## Given passage

I don't have as much as knowledge as you have (I read paper from time to time, looked at leela and GoNN code and did my small experiment on 7x7 but i have not ML background.

However that may be interesting :) What do you think ?

Feature explanation: current player color removal

LZ input planes include two bit fields which are alternatively flat 0 and 1 and code for the color of the current player. This is necessary for LZ which learns to play without any information on the komi: the two colors play with different komi (-7.5 for black and +7.5 for white) and they need to know this.
In fact toying with these bit fields is the best option to have variable komi in regular LZ.

On the contrary, SAI has information of the relative komi of the current player. This value may change wildly in unbalanced situations, when playing game branches. So telling the net the color of the current player is not needed and may well be negative.

Thus SAI may use nets that do not use the color of the current player as an input. These nets are detected by the parity of the input planes: if even the last two planes code the color as usual, if odd, the last plane has to be flat 1. (This is needed so that the first convolution layers has information on where are the borders of the board.)

After experimenting, we can confirm that using this feature improves the training and the playing strength a bit on our 7x7 pipeline.

Notice that in this way the policy is not expected to specialize for the two players. This is intended, as we believe that the policy should always show a variety of promising moves, rather than converge to the one best move for the current player. (In fact the best move for the current player may well be not unique, and may change as the precision of the value head increases.)

Training side, no-color nets can be trained with the option
INPUT_STM = 0 # 1: both side to move and komi in input (18 input planes)

## Information shown
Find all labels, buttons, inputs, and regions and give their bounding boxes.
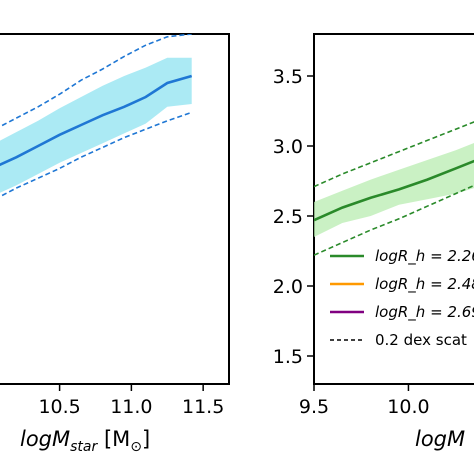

## List of tasks
a – From the post on current player color removal, list everything the writer says they have done despite lacking a machine learning background.
b – State whether each of these statements agrees with the post on current player color removal. Answer yes or no for each, and quote the deciding words from the post.
(i) SAI detects nets that do not take the current player's color as input by the parity of the input planes.
(ii) When the number of input planes is odd, the last plane has to be flat 0.
(iii) In nets without the color input, the policy is expected to specialize for the two players.
c – Go on with the post on current player color removal, starting after its final configuration line.

## Answer list
a –
- Read papers from time to time
- Looked at the leela and GoNN code
- Did a small experiment on 7x7

b –
(i) Yes: "These nets are detected by the parity of the input planes"
(ii) No: "if odd, the last plane has to be flat 1."
(iii) No: "the policy is not expected to specialize for the two players."

c –
# 0: only komi in input (17 input planes)
in config.py

Feature explanation: advanced input planes

This feature is motivated by the fact that AlphaGo had more rich input planes than AlphaGo Zero and Alpha Zero, the latter two using only the board configuration for the last 8 turns.
One could argue that AlphaGo was experimental, and that the other programs are its evolution, but it must be noted that even if they eventually overcame AlphaGo's strength statistically, they were never exposed to the public as was the first one, which was the only program trusted to play in public, against Lee Sedol, Ke Jie and, as Master, with several other professionals.
We believe the reason may be that go playing programs made with this general approach are universally affected by sporadic weaknesses on rare game events, like ladders, huge no eyes groups, or sekis. Putting extra information in the input planes may mitigate these problems and AlphaGo had a huge amount of such information as input planes.
One possible issue is that complex information deduced from the board configuration may sometimes be wrong. AlphaGo had an input field saying if a stone may be captured in a ladder. This is not obvious to compute with zero errors, and many people thought that when AG lost to Lee Sedol in game 4 it was because it was blind to a complicated ladder, because of an error in the implementation of this input field.
To avoid such situations, while keeping some of the benefits from the advanced input features, we have chosen only two very simple additional bit fields:

  • empty intersections that are the last liberty of a group (of either player)
  • intersections were it is illegal to play

In fact we observed in previous 7x7 runs that sometimes even very strong networks would lose with a much weaker one because of an unseen large group atari, and we felt that it could be easier to learn ko in this way.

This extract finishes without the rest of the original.